◆ Set task ◆
Please determine how many lines of the material include the word "label", and respond with nothing but that number.

Extracted data entries:
# # # #
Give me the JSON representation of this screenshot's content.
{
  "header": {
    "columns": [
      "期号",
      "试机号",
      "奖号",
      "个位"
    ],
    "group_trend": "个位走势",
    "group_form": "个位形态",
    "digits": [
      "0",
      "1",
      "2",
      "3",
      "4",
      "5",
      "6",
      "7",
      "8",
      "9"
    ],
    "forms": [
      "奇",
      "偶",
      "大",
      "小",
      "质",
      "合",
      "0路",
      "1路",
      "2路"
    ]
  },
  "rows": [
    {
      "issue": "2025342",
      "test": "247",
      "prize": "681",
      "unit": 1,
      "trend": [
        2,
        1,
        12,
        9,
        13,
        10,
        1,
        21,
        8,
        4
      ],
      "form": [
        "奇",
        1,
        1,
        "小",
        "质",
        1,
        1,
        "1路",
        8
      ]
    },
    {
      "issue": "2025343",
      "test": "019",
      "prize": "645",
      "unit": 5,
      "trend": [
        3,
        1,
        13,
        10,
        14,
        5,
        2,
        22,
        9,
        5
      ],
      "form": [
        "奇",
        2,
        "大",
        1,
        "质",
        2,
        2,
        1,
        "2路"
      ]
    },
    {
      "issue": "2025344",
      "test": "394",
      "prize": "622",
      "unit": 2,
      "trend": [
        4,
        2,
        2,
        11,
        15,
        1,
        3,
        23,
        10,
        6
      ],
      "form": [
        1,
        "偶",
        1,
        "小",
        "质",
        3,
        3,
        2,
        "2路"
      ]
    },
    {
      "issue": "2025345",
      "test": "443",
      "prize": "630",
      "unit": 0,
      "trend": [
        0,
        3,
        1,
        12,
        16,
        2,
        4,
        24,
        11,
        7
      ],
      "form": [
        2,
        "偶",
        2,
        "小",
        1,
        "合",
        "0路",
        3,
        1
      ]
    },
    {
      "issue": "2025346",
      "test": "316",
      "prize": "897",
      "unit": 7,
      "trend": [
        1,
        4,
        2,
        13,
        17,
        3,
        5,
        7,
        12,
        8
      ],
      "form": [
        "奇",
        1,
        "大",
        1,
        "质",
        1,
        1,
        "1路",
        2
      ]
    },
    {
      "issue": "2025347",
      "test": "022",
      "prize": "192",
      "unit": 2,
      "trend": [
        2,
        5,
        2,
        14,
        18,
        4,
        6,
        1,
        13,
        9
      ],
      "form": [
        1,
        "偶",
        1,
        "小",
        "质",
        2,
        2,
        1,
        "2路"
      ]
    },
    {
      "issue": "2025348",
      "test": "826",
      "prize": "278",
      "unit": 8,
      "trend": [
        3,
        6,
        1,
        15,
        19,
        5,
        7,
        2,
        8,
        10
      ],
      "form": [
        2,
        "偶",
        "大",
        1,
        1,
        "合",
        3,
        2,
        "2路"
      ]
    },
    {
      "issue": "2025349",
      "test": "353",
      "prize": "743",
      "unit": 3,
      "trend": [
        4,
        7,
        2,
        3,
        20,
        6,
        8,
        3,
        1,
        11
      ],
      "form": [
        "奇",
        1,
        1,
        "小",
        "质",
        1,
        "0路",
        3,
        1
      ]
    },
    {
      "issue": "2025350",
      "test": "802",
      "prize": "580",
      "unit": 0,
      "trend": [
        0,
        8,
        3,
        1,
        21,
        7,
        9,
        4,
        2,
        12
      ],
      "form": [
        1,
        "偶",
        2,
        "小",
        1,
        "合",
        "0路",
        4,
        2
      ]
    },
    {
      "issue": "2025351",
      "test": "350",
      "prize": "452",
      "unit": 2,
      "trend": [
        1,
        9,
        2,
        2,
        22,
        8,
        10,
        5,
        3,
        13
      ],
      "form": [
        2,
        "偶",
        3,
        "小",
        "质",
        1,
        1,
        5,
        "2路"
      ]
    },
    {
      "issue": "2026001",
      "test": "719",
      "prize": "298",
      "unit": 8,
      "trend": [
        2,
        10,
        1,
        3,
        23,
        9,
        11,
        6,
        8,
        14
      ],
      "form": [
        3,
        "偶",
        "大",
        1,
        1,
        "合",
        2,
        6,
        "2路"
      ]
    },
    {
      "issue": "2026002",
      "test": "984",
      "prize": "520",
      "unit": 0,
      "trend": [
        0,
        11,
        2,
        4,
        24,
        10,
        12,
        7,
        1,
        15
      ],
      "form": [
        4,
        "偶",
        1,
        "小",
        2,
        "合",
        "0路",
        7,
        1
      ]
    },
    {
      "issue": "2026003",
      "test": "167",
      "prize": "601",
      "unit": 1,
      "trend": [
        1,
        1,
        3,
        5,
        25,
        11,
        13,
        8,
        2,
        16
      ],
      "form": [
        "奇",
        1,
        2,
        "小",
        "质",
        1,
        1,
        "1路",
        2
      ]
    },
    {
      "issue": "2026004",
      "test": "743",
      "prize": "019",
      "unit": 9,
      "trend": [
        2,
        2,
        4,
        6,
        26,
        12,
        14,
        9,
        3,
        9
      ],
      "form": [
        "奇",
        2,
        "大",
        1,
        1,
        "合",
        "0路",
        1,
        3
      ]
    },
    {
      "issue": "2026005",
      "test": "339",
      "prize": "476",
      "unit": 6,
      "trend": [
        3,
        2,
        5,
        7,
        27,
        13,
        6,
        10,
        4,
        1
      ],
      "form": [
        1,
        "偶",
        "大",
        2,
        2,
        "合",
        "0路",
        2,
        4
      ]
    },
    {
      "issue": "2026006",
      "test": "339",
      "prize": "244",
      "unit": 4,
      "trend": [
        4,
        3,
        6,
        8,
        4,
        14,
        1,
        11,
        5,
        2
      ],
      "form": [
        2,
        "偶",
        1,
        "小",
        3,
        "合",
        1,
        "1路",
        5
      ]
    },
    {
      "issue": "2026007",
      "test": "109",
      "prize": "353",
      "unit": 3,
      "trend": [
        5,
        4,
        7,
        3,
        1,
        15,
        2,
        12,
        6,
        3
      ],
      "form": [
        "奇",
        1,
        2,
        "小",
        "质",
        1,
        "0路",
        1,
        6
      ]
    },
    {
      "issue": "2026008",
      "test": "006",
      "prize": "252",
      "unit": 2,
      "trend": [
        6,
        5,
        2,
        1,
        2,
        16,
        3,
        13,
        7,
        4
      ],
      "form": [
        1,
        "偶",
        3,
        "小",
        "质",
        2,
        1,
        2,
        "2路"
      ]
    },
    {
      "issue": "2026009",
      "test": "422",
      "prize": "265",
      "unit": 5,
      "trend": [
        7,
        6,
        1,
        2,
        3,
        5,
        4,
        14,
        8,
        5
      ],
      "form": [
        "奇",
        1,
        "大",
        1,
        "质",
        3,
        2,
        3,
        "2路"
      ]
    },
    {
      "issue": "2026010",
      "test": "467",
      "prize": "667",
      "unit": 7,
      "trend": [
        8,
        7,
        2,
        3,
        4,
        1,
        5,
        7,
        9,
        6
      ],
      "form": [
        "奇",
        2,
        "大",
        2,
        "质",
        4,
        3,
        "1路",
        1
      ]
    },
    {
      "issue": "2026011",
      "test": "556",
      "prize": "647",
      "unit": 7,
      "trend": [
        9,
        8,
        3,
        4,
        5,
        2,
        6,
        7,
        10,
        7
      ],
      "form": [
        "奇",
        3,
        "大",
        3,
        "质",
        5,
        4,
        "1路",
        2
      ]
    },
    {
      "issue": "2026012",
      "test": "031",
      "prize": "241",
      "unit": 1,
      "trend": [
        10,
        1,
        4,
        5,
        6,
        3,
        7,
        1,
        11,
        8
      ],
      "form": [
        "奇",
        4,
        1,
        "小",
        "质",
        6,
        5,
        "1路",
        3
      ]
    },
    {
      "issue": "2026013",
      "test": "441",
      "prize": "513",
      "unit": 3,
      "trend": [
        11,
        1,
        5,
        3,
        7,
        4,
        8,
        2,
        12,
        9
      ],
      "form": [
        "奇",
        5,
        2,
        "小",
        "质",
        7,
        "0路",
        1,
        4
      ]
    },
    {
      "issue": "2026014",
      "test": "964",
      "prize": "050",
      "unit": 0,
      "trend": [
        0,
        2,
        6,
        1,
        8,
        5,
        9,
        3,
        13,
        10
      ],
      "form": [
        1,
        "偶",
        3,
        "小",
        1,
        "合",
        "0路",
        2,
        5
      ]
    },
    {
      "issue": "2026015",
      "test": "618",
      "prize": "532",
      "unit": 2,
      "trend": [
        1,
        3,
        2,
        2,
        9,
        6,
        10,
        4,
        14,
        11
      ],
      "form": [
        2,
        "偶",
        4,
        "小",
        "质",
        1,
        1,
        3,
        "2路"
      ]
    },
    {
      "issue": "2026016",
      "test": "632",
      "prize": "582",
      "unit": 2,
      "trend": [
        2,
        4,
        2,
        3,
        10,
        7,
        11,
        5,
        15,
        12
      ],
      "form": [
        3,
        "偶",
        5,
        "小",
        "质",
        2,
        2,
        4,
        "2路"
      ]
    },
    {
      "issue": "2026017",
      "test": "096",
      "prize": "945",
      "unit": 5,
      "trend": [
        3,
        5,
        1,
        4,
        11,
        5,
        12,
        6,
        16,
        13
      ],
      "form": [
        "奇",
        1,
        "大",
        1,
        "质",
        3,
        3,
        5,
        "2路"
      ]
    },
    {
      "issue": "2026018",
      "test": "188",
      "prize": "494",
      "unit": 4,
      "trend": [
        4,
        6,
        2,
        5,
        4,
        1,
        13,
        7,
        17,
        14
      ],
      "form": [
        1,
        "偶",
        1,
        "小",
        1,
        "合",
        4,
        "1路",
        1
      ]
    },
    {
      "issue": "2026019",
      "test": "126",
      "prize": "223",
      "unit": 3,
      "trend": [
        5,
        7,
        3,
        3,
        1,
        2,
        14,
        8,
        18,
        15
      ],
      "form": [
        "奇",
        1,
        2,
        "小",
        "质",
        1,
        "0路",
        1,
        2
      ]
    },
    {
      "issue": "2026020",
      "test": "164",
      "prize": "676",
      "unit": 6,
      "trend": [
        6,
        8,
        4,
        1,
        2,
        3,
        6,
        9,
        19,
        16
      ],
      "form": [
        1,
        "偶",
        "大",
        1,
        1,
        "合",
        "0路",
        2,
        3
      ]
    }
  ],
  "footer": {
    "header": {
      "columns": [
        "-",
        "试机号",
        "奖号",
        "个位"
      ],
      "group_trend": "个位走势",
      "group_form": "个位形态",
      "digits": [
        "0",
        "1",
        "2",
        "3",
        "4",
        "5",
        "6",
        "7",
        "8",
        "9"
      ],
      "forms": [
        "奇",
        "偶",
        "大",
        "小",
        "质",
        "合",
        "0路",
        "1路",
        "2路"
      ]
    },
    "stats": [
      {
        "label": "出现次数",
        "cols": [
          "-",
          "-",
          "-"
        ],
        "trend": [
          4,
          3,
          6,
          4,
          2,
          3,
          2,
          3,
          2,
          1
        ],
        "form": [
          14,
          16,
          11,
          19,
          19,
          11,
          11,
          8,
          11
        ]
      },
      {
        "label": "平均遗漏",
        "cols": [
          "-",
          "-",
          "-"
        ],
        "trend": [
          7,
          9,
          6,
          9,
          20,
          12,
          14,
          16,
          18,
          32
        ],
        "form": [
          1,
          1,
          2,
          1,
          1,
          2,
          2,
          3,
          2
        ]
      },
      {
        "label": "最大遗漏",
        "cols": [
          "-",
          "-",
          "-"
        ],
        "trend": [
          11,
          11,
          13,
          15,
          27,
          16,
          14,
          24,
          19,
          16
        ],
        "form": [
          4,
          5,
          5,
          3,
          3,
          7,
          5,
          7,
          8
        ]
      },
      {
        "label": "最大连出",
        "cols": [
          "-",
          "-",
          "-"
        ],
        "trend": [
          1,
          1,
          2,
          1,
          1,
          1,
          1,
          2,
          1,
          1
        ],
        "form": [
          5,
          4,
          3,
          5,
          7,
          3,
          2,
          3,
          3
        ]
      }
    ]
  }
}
# # # #
◆ Result for this task ◆
4